Stated task: Output the material below in full, exactly as it is.

____ Dataset records

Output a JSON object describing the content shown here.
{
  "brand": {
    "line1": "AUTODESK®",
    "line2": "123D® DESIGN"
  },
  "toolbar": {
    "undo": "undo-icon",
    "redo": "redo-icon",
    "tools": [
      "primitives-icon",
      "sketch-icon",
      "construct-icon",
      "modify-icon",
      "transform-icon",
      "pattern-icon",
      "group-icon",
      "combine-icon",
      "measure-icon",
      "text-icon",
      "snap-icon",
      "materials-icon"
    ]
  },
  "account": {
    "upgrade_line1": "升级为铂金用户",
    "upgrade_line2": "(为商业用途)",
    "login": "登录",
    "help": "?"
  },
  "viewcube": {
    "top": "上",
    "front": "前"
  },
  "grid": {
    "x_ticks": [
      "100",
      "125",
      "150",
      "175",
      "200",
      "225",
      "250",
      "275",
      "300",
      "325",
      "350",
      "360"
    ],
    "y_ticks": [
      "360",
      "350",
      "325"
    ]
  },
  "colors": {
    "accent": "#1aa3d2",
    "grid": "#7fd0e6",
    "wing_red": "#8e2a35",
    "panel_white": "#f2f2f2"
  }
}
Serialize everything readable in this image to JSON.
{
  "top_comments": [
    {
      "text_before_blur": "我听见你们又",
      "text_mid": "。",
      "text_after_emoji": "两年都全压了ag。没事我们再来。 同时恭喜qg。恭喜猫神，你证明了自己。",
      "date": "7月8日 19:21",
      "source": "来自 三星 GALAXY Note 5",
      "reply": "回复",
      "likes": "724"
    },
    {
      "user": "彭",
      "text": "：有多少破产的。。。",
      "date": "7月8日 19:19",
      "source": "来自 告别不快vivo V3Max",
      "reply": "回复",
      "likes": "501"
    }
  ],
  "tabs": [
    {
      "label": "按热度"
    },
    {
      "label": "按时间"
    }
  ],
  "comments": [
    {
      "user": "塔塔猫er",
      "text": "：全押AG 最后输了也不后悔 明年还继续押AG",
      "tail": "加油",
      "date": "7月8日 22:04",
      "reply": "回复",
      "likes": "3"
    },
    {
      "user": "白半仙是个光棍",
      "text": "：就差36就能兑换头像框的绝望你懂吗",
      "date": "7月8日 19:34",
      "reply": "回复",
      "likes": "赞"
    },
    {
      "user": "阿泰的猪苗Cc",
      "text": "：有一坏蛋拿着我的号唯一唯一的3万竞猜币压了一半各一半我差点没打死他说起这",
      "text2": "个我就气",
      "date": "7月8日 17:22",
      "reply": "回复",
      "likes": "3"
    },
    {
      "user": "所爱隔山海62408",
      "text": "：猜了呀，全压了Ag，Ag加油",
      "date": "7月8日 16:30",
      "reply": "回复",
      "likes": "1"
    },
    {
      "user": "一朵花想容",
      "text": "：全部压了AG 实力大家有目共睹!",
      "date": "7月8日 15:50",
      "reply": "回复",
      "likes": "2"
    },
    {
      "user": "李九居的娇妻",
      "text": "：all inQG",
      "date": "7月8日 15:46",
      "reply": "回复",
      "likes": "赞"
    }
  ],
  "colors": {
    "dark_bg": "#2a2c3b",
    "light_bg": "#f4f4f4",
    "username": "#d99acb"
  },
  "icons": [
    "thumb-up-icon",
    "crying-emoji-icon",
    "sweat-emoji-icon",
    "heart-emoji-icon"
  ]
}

________

Reply to the task:
Output a JSON object describing the content shown here.
{
  "brand": {
    "line1": "AUTODESK®",
    "line2": "123D® DESIGN"
  },
  "toolbar": {
    "undo": "undo-icon",
    "redo": "redo-icon",
    "tools": [
      "primitives-icon",
      "sketch-icon",
      "construct-icon",
      "modify-icon",
      "transform-icon",
      "pattern-icon",
      "group-icon",
      "combine-icon",
      "measure-icon",
      "text-icon",
      "snap-icon",
      "materials-icon"
    ]
  },
  "account": {
    "upgrade_line1": "升级为铂金用户",
    "upgrade_line2": "(为商业用途)",
    "login": "登录",
    "help": "?"
  },
  "viewcube": {
    "top": "上",
    "front": "前"
  },
  "grid": {
    "x_ticks": [
      "100",
      "125",
      "150",
      "175",
      "200",
      "225",
      "250",
      "275",
      "300",
      "325",
      "350",
      "360"
    ],
    "y_ticks": [
      "360",
      "350",
      "325"
    ]
  },
  "colors": {
    "accent": "#1aa3d2",
    "grid": "#7fd0e6",
    "wing_red": "#8e2a35",
    "panel_white": "#f2f2f2"
  }
}
Serialize everything readable in this image to JSON.
{
  "top_comments": [
    {
      "text_before_blur": "我听见你们又",
      "text_mid": "。",
      "text_after_emoji": "两年都全压了ag。没事我们再来。 同时恭喜qg。恭喜猫神，你证明了自己。",
      "date": "7月8日 19:21",
      "source": "来自 三星 GALAXY Note 5",
      "reply": "回复",
      "likes": "724"
    },
    {
      "user": "彭",
      "text": "：有多少破产的。。。",
      "date": "7月8日 19:19",
      "source": "来自 告别不快vivo V3Max",
      "reply": "回复",
      "likes": "501"
    }
  ],
  "tabs": [
    {
      "label": "按热度"
    },
    {
      "label": "按时间"
    }
  ],
  "comments": [
    {
      "user": "塔塔猫er",
      "text": "：全押AG 最后输了也不后悔 明年还继续押AG",
      "tail": "加油",
      "date": "7月8日 22:04",
      "reply": "回复",
      "likes": "3"
    },
    {
      "user": "白半仙是个光棍",
      "text": "：就差36就能兑换头像框的绝望你懂吗",
      "date": "7月8日 19:34",
      "reply": "回复",
      "likes": "赞"
    },
    {
      "user": "阿泰的猪苗Cc",
      "text": "：有一坏蛋拿着我的号唯一唯一的3万竞猜币压了一半各一半我差点没打死他说起这",
      "text2": "个我就气",
      "date": "7月8日 17:22",
      "reply": "回复",
      "likes": "3"
    },
    {
      "user": "所爱隔山海62408",
      "text": "：猜了呀，全压了Ag，Ag加油",
      "date": "7月8日 16:30",
      "reply": "回复",
      "likes": "1"
    },
    {
      "user": "一朵花想容",
      "text": "：全部压了AG 实力大家有目共睹!",
      "date": "7月8日 15:50",
      "reply": "回复",
      "likes": "2"
    },
    {
      "user": "李九居的娇妻",
      "text": "：all inQG",
      "date": "7月8日 15:46",
      "reply": "回复",
      "likes": "赞"
    }
  ],
  "colors": {
    "dark_bg": "#2a2c3b",
    "light_bg": "#f4f4f4",
    "username": "#d99acb"
  },
  "icons": [
    "thumb-up-icon",
    "crying-emoji-icon",
    "sweat-emoji-icon",
    "heart-emoji-icon"
  ]
}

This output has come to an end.